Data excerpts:

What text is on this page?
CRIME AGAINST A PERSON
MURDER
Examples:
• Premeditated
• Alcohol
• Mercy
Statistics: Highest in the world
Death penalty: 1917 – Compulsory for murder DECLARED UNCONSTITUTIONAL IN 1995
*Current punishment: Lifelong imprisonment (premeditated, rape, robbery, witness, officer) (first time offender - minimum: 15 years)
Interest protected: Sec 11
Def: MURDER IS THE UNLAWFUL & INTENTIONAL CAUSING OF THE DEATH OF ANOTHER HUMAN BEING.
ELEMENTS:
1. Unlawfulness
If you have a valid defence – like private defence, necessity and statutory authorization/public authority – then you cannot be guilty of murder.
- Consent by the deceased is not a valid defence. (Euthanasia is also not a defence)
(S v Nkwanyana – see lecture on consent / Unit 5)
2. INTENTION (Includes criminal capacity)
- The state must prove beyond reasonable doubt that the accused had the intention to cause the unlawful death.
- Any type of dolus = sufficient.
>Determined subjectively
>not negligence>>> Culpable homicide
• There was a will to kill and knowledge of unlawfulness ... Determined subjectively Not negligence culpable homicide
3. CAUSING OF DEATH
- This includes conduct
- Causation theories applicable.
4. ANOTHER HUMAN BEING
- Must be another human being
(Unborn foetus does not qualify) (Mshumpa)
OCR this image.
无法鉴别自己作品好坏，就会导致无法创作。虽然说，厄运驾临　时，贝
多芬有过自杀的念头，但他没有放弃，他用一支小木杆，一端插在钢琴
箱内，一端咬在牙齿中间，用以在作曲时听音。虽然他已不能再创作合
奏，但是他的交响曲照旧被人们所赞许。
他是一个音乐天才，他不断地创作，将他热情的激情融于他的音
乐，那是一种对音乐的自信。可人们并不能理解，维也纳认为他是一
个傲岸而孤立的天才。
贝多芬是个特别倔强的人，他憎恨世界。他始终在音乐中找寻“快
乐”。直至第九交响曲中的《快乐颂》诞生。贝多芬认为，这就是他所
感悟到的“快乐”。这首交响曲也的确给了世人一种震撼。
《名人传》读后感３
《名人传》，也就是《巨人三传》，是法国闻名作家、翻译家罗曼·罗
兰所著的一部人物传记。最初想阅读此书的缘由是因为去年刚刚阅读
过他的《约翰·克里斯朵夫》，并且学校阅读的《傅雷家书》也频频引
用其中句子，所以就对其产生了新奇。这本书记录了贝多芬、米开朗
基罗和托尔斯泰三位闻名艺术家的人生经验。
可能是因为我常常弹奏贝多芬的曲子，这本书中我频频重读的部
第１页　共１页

Task details:
Please quote every record above exactly as it appears.

Written solution:
What text is on this page?
CRIME AGAINST A PERSON
MURDER
Examples:
• Premeditated
• Alcohol
• Mercy
Statistics: Highest in the world
Death penalty: 1917 – Compulsory for murder DECLARED UNCONSTITUTIONAL IN 1995
*Current punishment: Lifelong imprisonment (premeditated, rape, robbery, witness, officer) (first time offender - minimum: 15 years)
Interest protected: Sec 11
Def: MURDER IS THE UNLAWFUL & INTENTIONAL CAUSING OF THE DEATH OF ANOTHER HUMAN BEING.
ELEMENTS:
1. Unlawfulness
If you have a valid defence – like private defence, necessity and statutory authorization/public authority – then you cannot be guilty of murder.
- Consent by the deceased is not a valid defence. (Euthanasia is also not a defence)
(S v Nkwanyana – see lecture on consent / Unit 5)
2. INTENTION (Includes criminal capacity)
- The state must prove beyond reasonable doubt that the accused had the intention to cause the unlawful death.
- Any type of dolus = sufficient.
>Determined subjectively
>not negligence>>> Culpable homicide
• There was a will to kill and knowledge of unlawfulness ... Determined subjectively Not negligence culpable homicide
3. CAUSING OF DEATH
- This includes conduct
- Causation theories applicable.
4. ANOTHER HUMAN BEING
- Must be another human being
(Unborn foetus does not qualify) (Mshumpa)
OCR this image.
无法鉴别自己作品好坏，就会导致无法创作。虽然说，厄运驾临　时，贝
多芬有过自杀的念头，但他没有放弃，他用一支小木杆，一端插在钢琴
箱内，一端咬在牙齿中间，用以在作曲时听音。虽然他已不能再创作合
奏，但是他的交响曲照旧被人们所赞许。
他是一个音乐天才，他不断地创作，将他热情的激情融于他的音
乐，那是一种对音乐的自信。可人们并不能理解，维也纳认为他是一
个傲岸而孤立的天才。
贝多芬是个特别倔强的人，他憎恨世界。他始终在音乐中找寻“快
乐”。直至第九交响曲中的《快乐颂》诞生。贝多芬认为，这就是他所
感悟到的“快乐”。这首交响曲也的确给了世人一种震撼。
《名人传》读后感３
《名人传》，也就是《巨人三传》，是法国闻名作家、翻译家罗曼·罗
兰所著的一部人物传记。最初想阅读此书的缘由是因为去年刚刚阅读
过他的《约翰·克里斯朵夫》，并且学校阅读的《傅雷家书》也频频引
用其中句子，所以就对其产生了新奇。这本书记录了贝多芬、米开朗
基罗和托尔斯泰三位闻名艺术家的人生经验。
可能是因为我常常弹奏贝多芬的曲子，这本书中我频频重读的部
第１页　共１页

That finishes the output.